REQUIRED WORK: In the data, extract each line that holds the string "Joint".

..............................

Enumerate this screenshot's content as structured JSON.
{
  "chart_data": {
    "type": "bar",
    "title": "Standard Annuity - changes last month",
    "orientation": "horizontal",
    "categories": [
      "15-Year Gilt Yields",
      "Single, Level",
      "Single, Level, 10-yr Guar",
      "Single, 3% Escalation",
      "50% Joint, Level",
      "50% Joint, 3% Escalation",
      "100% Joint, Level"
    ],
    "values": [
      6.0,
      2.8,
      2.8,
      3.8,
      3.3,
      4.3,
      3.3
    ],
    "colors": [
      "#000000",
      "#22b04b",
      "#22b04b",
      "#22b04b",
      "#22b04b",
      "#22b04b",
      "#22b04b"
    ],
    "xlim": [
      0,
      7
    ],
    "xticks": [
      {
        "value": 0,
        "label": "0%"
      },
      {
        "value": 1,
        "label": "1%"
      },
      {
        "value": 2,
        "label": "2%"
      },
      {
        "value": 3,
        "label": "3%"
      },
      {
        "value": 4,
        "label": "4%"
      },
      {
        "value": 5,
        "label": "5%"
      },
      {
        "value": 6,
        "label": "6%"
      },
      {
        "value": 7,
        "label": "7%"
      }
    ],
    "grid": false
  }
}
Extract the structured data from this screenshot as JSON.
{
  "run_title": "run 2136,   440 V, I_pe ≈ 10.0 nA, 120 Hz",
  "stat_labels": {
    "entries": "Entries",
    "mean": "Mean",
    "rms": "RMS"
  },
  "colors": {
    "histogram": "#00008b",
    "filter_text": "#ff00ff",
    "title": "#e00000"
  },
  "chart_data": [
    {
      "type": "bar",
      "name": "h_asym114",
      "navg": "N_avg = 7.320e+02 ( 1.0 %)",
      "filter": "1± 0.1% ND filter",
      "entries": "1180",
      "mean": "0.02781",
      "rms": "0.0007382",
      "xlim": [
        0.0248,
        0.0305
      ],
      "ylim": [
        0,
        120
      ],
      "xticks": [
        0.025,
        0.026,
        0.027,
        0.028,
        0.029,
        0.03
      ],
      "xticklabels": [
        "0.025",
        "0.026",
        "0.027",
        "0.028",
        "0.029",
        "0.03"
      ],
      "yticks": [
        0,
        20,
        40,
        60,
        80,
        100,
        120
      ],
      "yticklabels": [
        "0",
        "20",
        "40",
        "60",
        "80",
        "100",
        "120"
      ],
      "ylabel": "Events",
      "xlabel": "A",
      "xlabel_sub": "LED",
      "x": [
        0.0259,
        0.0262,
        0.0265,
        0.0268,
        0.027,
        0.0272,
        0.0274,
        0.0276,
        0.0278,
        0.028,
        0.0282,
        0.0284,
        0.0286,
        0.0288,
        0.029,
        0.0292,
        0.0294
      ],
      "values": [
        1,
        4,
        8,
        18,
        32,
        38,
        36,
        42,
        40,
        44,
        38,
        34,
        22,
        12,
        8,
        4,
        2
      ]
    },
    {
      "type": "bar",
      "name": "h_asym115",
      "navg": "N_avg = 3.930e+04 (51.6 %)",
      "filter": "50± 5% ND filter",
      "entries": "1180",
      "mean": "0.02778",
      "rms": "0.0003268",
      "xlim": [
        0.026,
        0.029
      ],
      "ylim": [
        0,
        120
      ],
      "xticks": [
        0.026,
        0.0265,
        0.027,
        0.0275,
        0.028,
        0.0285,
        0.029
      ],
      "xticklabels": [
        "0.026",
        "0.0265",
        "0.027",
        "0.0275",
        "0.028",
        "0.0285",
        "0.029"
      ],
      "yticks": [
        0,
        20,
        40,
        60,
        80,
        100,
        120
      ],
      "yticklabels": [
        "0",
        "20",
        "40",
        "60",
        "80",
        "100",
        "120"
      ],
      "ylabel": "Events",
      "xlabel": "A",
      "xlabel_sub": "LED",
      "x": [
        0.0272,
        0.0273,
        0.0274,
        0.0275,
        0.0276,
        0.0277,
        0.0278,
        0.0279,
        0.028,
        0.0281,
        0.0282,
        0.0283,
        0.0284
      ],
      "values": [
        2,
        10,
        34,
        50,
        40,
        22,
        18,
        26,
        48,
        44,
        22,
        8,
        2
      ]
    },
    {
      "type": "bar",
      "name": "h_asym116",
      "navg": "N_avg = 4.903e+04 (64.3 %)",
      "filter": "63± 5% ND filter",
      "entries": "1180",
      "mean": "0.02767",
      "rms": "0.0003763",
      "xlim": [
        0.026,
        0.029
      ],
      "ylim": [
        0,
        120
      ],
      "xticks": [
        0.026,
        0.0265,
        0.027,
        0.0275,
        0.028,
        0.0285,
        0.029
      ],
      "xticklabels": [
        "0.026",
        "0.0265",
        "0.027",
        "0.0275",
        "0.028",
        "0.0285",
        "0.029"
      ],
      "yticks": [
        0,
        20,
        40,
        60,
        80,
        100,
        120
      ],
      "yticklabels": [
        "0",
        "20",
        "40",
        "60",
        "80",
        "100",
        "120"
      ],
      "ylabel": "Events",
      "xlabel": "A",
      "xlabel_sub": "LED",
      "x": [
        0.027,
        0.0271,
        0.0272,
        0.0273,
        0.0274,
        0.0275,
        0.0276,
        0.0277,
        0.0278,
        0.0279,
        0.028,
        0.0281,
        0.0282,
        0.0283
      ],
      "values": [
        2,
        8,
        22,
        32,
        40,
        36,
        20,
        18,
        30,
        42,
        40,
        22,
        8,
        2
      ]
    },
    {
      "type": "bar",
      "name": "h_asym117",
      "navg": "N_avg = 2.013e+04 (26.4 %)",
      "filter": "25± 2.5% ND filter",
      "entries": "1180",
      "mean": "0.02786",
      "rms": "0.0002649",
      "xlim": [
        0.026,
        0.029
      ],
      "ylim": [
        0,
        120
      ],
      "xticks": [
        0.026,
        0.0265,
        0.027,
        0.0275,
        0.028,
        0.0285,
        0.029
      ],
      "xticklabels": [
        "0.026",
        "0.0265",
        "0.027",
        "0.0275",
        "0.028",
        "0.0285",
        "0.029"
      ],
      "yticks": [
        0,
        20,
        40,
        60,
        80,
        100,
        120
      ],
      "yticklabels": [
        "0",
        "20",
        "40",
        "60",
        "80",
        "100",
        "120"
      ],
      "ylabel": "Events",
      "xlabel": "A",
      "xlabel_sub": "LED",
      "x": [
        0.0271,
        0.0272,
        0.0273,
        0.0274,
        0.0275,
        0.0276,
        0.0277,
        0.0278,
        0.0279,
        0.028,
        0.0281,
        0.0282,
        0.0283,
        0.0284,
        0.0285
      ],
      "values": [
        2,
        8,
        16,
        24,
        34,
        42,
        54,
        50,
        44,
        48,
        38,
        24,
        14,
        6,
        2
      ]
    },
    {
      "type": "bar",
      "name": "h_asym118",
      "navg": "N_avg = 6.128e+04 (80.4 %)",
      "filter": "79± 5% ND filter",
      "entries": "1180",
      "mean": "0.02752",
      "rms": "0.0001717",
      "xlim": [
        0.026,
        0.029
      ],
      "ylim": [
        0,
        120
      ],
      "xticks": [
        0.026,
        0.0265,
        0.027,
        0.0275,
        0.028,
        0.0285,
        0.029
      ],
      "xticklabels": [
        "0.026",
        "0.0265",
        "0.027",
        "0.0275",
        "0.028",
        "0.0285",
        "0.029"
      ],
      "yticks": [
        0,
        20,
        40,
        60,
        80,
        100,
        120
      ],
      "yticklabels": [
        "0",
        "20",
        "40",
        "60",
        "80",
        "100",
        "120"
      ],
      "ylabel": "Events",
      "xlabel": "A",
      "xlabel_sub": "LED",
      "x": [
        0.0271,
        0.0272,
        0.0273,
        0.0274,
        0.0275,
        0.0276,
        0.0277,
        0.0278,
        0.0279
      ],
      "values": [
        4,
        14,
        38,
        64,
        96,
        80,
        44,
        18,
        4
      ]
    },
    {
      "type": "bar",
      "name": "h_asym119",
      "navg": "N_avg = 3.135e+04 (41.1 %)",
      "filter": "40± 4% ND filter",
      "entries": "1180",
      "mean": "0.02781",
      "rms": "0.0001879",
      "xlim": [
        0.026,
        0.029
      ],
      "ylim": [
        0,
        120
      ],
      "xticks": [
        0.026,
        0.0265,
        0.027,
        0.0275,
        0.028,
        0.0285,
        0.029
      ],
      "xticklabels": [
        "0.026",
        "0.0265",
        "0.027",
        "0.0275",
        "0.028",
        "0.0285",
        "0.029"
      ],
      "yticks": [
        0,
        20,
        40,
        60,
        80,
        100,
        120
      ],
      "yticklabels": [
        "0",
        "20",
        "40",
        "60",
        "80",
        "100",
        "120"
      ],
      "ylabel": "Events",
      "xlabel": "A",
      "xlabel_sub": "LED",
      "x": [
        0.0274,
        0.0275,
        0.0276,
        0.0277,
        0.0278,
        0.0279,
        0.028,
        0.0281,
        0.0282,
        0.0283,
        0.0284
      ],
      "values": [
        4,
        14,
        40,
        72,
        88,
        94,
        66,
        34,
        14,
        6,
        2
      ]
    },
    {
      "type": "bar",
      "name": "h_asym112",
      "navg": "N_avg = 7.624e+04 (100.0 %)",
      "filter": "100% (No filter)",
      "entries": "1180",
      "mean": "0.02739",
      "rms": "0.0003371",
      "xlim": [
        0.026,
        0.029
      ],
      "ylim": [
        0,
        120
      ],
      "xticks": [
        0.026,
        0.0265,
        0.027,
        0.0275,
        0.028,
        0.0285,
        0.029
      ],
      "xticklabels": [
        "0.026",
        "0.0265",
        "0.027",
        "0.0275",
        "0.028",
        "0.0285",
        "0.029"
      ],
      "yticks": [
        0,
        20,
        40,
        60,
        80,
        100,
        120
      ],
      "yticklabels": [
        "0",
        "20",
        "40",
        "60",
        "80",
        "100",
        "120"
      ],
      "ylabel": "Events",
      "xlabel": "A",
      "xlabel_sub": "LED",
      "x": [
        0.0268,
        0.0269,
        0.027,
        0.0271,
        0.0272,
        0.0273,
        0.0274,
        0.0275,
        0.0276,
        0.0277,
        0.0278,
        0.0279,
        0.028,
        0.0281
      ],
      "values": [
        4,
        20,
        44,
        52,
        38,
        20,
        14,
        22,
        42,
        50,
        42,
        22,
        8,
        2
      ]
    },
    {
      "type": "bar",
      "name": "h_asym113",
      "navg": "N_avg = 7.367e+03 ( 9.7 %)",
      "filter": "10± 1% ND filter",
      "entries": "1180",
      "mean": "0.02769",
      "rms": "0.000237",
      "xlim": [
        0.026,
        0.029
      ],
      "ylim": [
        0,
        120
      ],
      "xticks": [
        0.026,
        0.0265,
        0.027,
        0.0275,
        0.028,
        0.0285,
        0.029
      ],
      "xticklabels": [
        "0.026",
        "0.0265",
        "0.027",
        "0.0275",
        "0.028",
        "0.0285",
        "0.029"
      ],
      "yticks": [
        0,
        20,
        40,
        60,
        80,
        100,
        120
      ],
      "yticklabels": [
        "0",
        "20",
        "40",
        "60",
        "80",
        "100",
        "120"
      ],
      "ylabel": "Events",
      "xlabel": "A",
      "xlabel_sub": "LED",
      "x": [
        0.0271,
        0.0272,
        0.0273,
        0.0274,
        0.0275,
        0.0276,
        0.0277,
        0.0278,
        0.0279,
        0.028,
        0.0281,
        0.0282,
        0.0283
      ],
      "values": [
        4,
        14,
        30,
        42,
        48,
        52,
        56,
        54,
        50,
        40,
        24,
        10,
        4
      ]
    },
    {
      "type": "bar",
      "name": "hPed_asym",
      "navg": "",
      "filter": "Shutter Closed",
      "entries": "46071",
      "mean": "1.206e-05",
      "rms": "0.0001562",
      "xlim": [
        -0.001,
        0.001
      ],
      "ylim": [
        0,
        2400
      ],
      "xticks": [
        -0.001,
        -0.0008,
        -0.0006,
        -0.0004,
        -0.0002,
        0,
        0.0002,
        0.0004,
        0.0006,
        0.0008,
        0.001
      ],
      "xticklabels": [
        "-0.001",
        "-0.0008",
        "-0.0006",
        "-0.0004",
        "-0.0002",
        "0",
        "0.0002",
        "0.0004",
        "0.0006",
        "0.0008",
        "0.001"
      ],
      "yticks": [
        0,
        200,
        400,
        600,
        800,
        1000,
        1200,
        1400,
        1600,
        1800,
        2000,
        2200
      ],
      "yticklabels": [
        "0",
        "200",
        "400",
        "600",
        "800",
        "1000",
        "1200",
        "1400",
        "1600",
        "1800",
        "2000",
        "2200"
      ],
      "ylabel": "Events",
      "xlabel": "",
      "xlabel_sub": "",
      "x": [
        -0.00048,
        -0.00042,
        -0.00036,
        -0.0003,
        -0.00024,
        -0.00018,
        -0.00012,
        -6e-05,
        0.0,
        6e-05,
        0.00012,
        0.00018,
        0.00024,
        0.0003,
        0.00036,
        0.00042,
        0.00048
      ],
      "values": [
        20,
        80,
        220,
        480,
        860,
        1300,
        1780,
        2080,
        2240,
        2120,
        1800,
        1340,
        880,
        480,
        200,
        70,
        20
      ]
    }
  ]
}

..............................

TASK RESULT:
      "50% Joint, Level",
      "50% Joint, 3% Escalation",
      "100% Joint, Level"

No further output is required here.